Written task
Search the material below for the string "symbol" and extract each line that has it.

Figure collection entries
-- begin --
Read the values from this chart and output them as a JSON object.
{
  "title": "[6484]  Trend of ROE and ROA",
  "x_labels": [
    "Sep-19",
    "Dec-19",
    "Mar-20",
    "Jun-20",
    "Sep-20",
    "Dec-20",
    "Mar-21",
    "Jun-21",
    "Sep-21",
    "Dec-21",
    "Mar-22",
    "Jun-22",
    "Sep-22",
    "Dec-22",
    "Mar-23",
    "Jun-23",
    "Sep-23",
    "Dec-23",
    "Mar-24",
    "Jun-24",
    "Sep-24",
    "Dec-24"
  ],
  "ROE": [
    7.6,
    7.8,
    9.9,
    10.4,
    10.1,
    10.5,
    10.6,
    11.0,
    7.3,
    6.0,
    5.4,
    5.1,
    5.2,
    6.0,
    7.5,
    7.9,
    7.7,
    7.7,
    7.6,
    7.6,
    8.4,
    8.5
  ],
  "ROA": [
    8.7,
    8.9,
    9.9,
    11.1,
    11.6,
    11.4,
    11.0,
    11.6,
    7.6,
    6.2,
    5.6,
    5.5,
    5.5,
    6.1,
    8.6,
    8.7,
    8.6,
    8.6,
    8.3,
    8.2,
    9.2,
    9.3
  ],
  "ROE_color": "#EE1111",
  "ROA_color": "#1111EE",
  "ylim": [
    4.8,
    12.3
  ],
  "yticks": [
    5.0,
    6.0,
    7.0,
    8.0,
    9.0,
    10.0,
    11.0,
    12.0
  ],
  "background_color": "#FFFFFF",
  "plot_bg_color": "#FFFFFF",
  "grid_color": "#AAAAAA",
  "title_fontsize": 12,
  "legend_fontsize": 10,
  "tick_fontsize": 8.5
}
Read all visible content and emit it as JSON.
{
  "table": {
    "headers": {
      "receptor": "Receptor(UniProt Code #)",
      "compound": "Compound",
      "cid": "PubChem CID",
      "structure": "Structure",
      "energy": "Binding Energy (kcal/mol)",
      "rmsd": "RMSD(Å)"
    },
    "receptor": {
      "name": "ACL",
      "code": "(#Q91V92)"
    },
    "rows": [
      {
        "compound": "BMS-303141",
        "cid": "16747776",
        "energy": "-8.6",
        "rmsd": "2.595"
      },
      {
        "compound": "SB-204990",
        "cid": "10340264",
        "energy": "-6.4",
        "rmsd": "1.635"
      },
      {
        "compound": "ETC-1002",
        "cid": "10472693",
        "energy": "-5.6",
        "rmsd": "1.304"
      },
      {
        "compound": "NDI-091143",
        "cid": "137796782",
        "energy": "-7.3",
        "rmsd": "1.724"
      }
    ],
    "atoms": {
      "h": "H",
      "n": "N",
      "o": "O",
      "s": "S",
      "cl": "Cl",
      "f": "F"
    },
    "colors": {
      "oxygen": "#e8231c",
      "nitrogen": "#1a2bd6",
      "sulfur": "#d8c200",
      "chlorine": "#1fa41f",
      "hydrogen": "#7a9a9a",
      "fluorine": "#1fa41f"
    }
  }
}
-- end --
-- begin --
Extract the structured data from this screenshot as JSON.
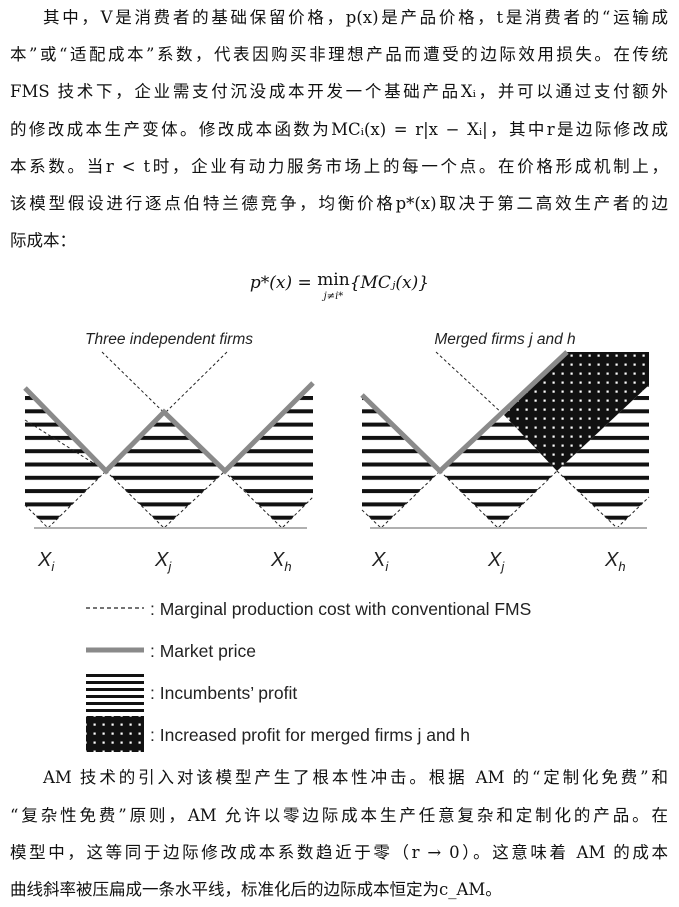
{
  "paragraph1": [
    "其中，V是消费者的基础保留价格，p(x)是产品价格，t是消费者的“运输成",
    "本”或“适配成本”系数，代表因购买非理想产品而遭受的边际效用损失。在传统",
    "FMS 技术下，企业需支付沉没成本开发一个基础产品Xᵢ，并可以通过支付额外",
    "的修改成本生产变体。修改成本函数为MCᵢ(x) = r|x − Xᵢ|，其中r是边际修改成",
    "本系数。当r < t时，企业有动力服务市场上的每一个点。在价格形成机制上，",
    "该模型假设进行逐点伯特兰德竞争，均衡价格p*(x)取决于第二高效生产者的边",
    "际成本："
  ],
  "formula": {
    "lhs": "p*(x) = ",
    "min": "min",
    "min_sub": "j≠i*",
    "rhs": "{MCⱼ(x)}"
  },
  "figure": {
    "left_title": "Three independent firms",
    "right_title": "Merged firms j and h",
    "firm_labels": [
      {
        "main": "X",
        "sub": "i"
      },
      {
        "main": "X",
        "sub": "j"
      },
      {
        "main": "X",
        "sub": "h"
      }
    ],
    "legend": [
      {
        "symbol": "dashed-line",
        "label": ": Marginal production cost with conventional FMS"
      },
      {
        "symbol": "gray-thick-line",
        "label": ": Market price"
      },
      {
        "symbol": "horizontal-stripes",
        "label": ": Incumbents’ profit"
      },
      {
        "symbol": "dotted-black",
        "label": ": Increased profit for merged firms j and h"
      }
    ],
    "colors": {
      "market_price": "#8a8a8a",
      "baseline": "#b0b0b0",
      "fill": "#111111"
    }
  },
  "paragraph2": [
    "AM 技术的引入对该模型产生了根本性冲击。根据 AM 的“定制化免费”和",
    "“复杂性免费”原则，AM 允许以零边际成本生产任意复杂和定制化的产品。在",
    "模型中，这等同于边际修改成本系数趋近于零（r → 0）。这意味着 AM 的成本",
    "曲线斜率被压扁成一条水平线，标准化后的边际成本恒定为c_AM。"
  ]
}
-- end --
Response to this exercise
        "symbol": "dashed-line",
        "symbol": "gray-thick-line",
        "symbol": "horizontal-stripes",
        "symbol": "dotted-black",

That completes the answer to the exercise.